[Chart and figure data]
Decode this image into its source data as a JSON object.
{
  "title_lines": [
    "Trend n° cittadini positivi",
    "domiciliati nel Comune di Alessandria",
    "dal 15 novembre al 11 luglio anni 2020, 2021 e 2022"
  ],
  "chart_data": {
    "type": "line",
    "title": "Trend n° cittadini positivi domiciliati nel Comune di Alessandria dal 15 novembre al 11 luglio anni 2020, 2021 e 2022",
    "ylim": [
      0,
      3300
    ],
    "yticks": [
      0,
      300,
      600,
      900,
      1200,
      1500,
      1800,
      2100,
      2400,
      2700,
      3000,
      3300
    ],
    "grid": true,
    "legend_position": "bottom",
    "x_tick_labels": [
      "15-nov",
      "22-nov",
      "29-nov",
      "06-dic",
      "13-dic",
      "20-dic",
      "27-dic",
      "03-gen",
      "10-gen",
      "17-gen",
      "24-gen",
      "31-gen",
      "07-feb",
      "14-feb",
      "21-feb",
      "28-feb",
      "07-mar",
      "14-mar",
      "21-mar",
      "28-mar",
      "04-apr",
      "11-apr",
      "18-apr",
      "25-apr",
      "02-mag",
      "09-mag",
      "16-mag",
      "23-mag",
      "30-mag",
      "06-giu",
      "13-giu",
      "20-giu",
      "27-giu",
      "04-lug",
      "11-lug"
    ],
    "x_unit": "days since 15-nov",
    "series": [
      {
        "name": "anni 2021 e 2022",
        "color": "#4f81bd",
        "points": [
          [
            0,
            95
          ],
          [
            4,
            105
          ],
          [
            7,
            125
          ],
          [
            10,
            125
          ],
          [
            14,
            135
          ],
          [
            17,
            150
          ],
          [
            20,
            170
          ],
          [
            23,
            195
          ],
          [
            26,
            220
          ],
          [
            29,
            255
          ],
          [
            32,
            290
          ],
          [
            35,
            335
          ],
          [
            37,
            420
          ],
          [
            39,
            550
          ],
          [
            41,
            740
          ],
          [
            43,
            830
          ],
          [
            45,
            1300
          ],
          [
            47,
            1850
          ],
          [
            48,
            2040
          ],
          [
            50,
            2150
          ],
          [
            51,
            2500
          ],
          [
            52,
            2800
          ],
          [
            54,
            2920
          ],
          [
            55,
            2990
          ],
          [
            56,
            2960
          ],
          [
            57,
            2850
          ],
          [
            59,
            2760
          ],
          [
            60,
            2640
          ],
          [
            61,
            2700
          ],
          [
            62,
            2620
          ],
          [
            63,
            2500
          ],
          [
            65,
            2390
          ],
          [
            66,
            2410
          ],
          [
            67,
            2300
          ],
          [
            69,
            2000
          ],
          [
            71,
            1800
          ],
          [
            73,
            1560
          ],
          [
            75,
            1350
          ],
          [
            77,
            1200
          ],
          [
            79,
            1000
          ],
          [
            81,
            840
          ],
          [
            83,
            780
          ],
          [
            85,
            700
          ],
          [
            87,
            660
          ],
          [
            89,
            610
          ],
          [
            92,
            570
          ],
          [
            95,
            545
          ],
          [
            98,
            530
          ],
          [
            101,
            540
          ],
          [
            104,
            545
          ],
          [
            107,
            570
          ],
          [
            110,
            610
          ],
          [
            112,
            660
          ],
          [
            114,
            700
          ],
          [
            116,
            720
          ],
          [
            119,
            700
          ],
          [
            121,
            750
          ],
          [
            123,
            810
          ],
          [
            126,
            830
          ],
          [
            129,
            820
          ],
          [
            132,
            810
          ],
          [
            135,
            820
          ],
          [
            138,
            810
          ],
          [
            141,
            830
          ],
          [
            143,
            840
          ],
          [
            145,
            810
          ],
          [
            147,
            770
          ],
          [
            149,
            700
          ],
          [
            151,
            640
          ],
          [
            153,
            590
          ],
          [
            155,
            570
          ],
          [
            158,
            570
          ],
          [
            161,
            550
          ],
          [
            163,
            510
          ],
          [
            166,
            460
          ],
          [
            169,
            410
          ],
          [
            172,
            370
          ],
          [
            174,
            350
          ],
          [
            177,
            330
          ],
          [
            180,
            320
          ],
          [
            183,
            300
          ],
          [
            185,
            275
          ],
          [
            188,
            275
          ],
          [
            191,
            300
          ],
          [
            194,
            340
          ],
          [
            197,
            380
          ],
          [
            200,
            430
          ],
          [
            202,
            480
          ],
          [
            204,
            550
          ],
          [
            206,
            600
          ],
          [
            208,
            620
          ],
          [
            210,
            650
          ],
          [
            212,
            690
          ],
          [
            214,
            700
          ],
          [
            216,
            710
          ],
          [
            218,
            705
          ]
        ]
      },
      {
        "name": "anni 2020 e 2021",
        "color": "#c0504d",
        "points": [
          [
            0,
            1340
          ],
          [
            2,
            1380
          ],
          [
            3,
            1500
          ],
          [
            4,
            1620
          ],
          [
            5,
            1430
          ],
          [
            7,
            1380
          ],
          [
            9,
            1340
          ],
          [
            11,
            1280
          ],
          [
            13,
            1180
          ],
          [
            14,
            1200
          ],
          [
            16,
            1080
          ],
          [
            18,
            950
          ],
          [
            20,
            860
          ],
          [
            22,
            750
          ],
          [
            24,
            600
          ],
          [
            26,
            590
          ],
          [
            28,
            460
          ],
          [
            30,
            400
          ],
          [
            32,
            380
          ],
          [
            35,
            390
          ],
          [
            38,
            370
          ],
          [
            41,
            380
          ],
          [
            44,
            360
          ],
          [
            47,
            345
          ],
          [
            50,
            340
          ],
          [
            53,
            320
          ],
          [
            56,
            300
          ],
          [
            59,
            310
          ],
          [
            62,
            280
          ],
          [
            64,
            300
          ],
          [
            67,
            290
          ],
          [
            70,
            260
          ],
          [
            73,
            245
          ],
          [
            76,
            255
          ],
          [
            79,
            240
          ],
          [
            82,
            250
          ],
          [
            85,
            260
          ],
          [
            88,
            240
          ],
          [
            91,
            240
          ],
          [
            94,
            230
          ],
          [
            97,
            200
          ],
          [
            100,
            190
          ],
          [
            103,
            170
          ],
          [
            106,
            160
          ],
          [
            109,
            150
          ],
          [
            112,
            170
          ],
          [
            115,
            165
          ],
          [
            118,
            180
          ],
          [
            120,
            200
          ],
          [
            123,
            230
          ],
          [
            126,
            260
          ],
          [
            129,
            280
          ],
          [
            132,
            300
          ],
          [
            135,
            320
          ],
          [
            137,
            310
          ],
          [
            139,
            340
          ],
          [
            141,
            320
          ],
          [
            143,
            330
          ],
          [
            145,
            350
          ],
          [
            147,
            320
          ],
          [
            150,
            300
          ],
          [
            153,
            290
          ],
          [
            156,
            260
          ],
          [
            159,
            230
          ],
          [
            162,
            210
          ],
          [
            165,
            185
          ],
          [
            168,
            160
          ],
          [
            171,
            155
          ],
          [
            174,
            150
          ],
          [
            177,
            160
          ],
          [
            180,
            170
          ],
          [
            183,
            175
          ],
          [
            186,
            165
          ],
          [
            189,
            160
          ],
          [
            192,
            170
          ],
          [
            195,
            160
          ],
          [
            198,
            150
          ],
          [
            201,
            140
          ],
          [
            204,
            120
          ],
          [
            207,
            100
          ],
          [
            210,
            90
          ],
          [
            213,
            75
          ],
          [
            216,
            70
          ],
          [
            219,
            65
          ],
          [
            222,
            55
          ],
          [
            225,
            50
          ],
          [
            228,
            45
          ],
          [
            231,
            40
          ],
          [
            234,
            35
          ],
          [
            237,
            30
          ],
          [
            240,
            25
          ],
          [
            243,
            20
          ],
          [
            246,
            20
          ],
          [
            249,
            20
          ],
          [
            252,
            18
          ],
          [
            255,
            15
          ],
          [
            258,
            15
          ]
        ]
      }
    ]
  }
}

- INSTRUCTION
Repeat every entry word for word.

- EXERCISE RESPONSE
Decode this image into its source data as a JSON object.
{
  "title_lines": [
    "Trend n° cittadini positivi",
    "domiciliati nel Comune di Alessandria",
    "dal 15 novembre al 11 luglio anni 2020, 2021 e 2022"
  ],
  "chart_data": {
    "type": "line",
    "title": "Trend n° cittadini positivi domiciliati nel Comune di Alessandria dal 15 novembre al 11 luglio anni 2020, 2021 e 2022",
    "ylim": [
      0,
      3300
    ],
    "yticks": [
      0,
      300,
      600,
      900,
      1200,
      1500,
      1800,
      2100,
      2400,
      2700,
      3000,
      3300
    ],
    "grid": true,
    "legend_position": "bottom",
    "x_tick_labels": [
      "15-nov",
      "22-nov",
      "29-nov",
      "06-dic",
      "13-dic",
      "20-dic",
      "27-dic",
      "03-gen",
      "10-gen",
      "17-gen",
      "24-gen",
      "31-gen",
      "07-feb",
      "14-feb",
      "21-feb",
      "28-feb",
      "07-mar",
      "14-mar",
      "21-mar",
      "28-mar",
      "04-apr",
      "11-apr",
      "18-apr",
      "25-apr",
      "02-mag",
      "09-mag",
      "16-mag",
      "23-mag",
      "30-mag",
      "06-giu",
      "13-giu",
      "20-giu",
      "27-giu",
      "04-lug",
      "11-lug"
    ],
    "x_unit": "days since 15-nov",
    "series": [
      {
        "name": "anni 2021 e 2022",
        "color": "#4f81bd",
        "points": [
          [
            0,
            95
          ],
          [
            4,
            105
          ],
          [
            7,
            125
          ],
          [
            10,
            125
          ],
          [
            14,
            135
          ],
          [
            17,
            150
          ],
          [
            20,
            170
          ],
          [
            23,
            195
          ],
          [
            26,
            220
          ],
          [
            29,
            255
          ],
          [
            32,
            290
          ],
          [
            35,
            335
          ],
          [
            37,
            420
          ],
          [
            39,
            550
          ],
          [
            41,
            740
          ],
          [
            43,
            830
          ],
          [
            45,
            1300
          ],
          [
            47,
            1850
          ],
          [
            48,
            2040
          ],
          [
            50,
            2150
          ],
          [
            51,
            2500
          ],
          [
            52,
            2800
          ],
          [
            54,
            2920
          ],
          [
            55,
            2990
          ],
          [
            56,
            2960
          ],
          [
            57,
            2850
          ],
          [
            59,
            2760
          ],
          [
            60,
            2640
          ],
          [
            61,
            2700
          ],
          [
            62,
            2620
          ],
          [
            63,
            2500
          ],
          [
            65,
            2390
          ],
          [
            66,
            2410
          ],
          [
            67,
            2300
          ],
          [
            69,
            2000
          ],
          [
            71,
            1800
          ],
          [
            73,
            1560
          ],
          [
            75,
            1350
          ],
          [
            77,
            1200
          ],
          [
            79,
            1000
          ],
          [
            81,
            840
          ],
          [
            83,
            780
          ],
          [
            85,
            700
          ],
          [
            87,
            660
          ],
          [
            89,
            610
          ],
          [
            92,
            570
          ],
          [
            95,
            545
          ],
          [
            98,
            530
          ],
          [
            101,
            540
          ],
          [
            104,
            545
          ],
          [
            107,
            570
          ],
          [
            110,
            610
          ],
          [
            112,
            660
          ],
          [
            114,
            700
          ],
          [
            116,
            720
          ],
          [
            119,
            700
          ],
          [
            121,
            750
          ],
          [
            123,
            810
          ],
          [
            126,
            830
          ],
          [
            129,
            820
          ],
          [
            132,
            810
          ],
          [
            135,
            820
          ],
          [
            138,
            810
          ],
          [
            141,
            830
          ],
          [
            143,
            840
          ],
          [
            145,
            810
          ],
          [
            147,
            770
          ],
          [
            149,
            700
          ],
          [
            151,
            640
          ],
          [
            153,
            590
          ],
          [
            155,
            570
          ],
          [
            158,
            570
          ],
          [
            161,
            550
          ],
          [
            163,
            510
          ],
          [
            166,
            460
          ],
          [
            169,
            410
          ],
          [
            172,
            370
          ],
          [
            174,
            350
          ],
          [
            177,
            330
          ],
          [
            180,
            320
          ],
          [
            183,
            300
          ],
          [
            185,
            275
          ],
          [
            188,
            275
          ],
          [
            191,
            300
          ],
          [
            194,
            340
          ],
          [
            197,
            380
          ],
          [
            200,
            430
          ],
          [
            202,
            480
          ],
          [
            204,
            550
          ],
          [
            206,
            600
          ],
          [
            208,
            620
          ],
          [
            210,
            650
          ],
          [
            212,
            690
          ],
          [
            214,
            700
          ],
          [
            216,
            710
          ],
          [
            218,
            705
          ]
        ]
      },
      {
        "name": "anni 2020 e 2021",
        "color": "#c0504d",
        "points": [
          [
            0,
            1340
          ],
          [
            2,
            1380
          ],
          [
            3,
            1500
          ],
          [
            4,
            1620
          ],
          [
            5,
            1430
          ],
          [
            7,
            1380
          ],
          [
            9,
            1340
          ],
          [
            11,
            1280
          ],
          [
            13,
            1180
          ],
          [
            14,
            1200
          ],
          [
            16,
            1080
          ],
          [
            18,
            950
          ],
          [
            20,
            860
          ],
          [
            22,
            750
          ],
          [
            24,
            600
          ],
          [
            26,
            590
          ],
          [
            28,
            460
          ],
          [
            30,
            400
          ],
          [
            32,
            380
          ],
          [
            35,
            390
          ],
          [
            38,
            370
          ],
          [
            41,
            380
          ],
          [
            44,
            360
          ],
          [
            47,
            345
          ],
          [
            50,
            340
          ],
          [
            53,
            320
          ],
          [
            56,
            300
          ],
          [
            59,
            310
          ],
          [
            62,
            280
          ],
          [
            64,
            300
          ],
          [
            67,
            290
          ],
          [
            70,
            260
          ],
          [
            73,
            245
          ],
          [
            76,
            255
          ],
          [
            79,
            240
          ],
          [
            82,
            250
          ],
          [
            85,
            260
          ],
          [
            88,
            240
          ],
          [
            91,
            240
          ],
          [
            94,
            230
          ],
          [
            97,
            200
          ],
          [
            100,
            190
          ],
          [
            103,
            170
          ],
          [
            106,
            160
          ],
          [
            109,
            150
          ],
          [
            112,
            170
          ],
          [
            115,
            165
          ],
          [
            118,
            180
          ],
          [
            120,
            200
          ],
          [
            123,
            230
          ],
          [
            126,
            260
          ],
          [
            129,
            280
          ],
          [
            132,
            300
          ],
          [
            135,
            320
          ],
          [
            137,
            310
          ],
          [
            139,
            340
          ],
          [
            141,
            320
          ],
          [
            143,
            330
          ],
          [
            145,
            350
          ],
          [
            147,
            320
          ],
          [
            150,
            300
          ],
          [
            153,
            290
          ],
          [
            156,
            260
          ],
          [
            159,
            230
          ],
          [
            162,
            210
          ],
          [
            165,
            185
          ],
          [
            168,
            160
          ],
          [
            171,
            155
          ],
          [
            174,
            150
          ],
          [
            177,
            160
          ],
          [
            180,
            170
          ],
          [
            183,
            175
          ],
          [
            186,
            165
          ],
          [
            189,
            160
          ],
          [
            192,
            170
          ],
          [
            195,
            160
          ],
          [
            198,
            150
          ],
          [
            201,
            140
          ],
          [
            204,
            120
          ],
          [
            207,
            100
          ],
          [
            210,
            90
          ],
          [
            213,
            75
          ],
          [
            216,
            70
          ],
          [
            219,
            65
          ],
          [
            222,
            55
          ],
          [
            225,
            50
          ],
          [
            228,
            45
          ],
          [
            231,
            40
          ],
          [
            234,
            35
          ],
          [
            237,
            30
          ],
          [
            240,
            25
          ],
          [
            243,
            20
          ],
          [
            246,
            20
          ],
          [
            249,
            20
          ],
          [
            252,
            18
          ],
          [
            255,
            15
          ],
          [
            258,
            15
          ]
        ]
      }
    ]
  }
}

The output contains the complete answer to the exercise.